[Stored dataset items]
┄┄┄┄┄┄
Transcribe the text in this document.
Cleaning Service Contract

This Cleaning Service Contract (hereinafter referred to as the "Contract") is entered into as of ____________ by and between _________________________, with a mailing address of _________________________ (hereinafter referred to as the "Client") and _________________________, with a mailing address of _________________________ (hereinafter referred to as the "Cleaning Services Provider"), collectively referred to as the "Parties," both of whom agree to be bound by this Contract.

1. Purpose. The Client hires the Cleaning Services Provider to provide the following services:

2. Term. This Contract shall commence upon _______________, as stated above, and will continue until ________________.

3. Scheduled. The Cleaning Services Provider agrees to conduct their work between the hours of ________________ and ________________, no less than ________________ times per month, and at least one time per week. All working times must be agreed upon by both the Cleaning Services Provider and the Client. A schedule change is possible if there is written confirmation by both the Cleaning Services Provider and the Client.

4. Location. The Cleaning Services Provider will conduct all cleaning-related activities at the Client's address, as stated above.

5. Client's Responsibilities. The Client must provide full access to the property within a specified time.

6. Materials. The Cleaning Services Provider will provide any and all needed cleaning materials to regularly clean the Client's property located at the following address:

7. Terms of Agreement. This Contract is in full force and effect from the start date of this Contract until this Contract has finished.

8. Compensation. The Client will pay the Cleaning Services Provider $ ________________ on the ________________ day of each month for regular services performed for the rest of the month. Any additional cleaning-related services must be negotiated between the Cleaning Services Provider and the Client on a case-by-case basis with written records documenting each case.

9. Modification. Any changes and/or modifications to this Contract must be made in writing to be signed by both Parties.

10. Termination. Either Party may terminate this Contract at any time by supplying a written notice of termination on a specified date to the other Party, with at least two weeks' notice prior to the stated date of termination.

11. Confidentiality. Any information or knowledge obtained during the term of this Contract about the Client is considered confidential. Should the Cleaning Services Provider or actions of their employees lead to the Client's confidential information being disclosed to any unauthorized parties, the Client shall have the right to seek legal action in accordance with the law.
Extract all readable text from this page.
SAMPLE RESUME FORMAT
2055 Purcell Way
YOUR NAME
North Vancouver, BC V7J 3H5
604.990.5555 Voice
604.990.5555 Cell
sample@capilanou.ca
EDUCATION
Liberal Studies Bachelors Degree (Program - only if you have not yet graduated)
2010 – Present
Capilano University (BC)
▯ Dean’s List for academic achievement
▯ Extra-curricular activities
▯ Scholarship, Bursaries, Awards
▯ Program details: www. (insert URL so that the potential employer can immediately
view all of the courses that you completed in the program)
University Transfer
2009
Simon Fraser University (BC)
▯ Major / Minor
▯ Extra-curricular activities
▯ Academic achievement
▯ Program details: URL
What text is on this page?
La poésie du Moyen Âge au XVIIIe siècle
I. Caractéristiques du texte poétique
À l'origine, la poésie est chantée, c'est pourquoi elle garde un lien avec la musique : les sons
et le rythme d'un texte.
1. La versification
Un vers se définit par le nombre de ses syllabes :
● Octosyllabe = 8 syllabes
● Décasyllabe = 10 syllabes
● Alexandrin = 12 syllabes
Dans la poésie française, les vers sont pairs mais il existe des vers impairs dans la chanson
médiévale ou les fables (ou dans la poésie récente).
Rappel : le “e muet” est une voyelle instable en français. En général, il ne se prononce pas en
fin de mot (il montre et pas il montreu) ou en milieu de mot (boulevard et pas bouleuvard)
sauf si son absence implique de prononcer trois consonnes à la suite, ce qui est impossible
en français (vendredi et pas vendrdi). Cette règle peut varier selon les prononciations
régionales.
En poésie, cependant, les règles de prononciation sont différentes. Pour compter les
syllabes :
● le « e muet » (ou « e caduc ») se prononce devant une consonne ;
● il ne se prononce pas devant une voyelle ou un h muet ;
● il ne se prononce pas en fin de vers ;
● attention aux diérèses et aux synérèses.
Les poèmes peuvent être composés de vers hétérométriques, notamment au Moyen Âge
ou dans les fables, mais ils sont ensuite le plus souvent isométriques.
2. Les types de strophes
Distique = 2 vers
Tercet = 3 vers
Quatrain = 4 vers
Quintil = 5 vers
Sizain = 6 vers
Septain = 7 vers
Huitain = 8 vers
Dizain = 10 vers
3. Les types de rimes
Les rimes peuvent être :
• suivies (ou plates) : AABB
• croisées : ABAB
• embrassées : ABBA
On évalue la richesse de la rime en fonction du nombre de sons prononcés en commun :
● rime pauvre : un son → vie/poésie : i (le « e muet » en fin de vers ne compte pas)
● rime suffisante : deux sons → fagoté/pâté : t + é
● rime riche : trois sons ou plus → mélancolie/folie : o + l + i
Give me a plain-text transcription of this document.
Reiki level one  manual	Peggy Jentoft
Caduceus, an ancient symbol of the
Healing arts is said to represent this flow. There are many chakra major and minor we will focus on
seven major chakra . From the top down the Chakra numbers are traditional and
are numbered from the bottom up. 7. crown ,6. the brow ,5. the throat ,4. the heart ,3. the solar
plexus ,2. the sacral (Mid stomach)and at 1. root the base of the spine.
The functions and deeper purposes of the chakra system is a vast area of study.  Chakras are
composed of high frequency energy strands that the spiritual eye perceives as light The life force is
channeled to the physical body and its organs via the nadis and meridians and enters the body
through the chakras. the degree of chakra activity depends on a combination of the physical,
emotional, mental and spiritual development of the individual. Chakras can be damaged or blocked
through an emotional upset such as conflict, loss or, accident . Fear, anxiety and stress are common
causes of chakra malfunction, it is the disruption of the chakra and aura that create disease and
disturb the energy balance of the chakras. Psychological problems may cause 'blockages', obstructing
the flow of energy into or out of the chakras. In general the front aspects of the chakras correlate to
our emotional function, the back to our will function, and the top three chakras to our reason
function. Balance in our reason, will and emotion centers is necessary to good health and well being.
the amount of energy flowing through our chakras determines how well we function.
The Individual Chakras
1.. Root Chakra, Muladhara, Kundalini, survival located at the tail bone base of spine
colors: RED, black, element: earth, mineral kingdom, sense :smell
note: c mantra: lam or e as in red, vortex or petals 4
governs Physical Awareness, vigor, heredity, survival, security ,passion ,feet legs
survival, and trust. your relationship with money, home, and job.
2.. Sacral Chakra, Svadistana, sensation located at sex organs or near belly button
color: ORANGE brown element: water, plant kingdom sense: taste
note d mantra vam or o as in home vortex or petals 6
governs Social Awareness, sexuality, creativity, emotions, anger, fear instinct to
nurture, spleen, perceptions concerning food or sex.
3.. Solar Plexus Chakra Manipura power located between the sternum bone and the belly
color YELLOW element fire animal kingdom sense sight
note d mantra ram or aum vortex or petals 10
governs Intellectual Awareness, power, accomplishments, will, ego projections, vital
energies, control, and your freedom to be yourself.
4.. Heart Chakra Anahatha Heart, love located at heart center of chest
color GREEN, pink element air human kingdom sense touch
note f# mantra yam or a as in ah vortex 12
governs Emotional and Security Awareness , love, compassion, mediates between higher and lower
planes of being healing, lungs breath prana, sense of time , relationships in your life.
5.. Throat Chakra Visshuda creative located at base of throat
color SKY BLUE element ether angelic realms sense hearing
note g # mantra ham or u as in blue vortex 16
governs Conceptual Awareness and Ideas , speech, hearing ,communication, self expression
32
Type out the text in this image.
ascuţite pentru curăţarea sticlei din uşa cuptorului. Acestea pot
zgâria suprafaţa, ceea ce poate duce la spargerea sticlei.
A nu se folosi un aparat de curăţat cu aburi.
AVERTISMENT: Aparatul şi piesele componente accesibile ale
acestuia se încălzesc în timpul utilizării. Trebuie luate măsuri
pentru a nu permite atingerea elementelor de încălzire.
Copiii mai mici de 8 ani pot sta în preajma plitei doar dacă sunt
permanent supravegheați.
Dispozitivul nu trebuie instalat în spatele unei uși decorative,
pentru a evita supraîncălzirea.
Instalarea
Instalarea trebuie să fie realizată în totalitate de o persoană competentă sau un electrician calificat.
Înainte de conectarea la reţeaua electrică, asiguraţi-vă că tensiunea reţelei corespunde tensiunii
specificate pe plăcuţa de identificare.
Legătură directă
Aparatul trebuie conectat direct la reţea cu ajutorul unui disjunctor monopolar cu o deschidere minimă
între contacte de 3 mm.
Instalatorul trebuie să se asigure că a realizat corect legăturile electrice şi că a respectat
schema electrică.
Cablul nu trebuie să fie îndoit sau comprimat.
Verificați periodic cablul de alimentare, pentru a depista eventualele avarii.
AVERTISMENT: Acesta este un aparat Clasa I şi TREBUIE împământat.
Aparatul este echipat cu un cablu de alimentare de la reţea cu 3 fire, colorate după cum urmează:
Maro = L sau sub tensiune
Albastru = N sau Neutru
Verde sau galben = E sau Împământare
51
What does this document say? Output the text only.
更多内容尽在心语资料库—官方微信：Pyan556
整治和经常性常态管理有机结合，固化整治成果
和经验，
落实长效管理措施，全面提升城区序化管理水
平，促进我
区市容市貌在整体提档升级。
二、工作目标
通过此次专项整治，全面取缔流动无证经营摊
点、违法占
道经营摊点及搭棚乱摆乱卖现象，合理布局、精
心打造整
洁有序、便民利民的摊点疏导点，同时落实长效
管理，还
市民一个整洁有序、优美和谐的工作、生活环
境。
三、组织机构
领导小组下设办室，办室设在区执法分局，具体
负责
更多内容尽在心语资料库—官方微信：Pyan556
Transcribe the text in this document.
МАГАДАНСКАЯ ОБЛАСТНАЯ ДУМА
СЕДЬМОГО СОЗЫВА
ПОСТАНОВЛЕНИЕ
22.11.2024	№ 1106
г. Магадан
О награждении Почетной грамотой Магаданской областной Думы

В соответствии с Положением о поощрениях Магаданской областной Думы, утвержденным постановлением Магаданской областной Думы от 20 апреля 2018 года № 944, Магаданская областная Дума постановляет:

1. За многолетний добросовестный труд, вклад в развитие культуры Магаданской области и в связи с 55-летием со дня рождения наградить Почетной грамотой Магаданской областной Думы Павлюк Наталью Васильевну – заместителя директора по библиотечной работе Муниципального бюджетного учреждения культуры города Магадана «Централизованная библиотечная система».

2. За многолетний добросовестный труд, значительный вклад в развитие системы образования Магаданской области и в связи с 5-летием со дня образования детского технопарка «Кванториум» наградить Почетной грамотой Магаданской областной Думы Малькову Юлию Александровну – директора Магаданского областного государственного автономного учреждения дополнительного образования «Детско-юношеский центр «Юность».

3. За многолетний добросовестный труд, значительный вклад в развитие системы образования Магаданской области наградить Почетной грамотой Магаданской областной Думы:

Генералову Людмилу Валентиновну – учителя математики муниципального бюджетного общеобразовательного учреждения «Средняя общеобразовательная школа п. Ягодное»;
┄┄┄┄┄┄
### What to do
Work out how many lines in the records above contain the word "stated", and reply with that number alone.

### Solution to the exercise
3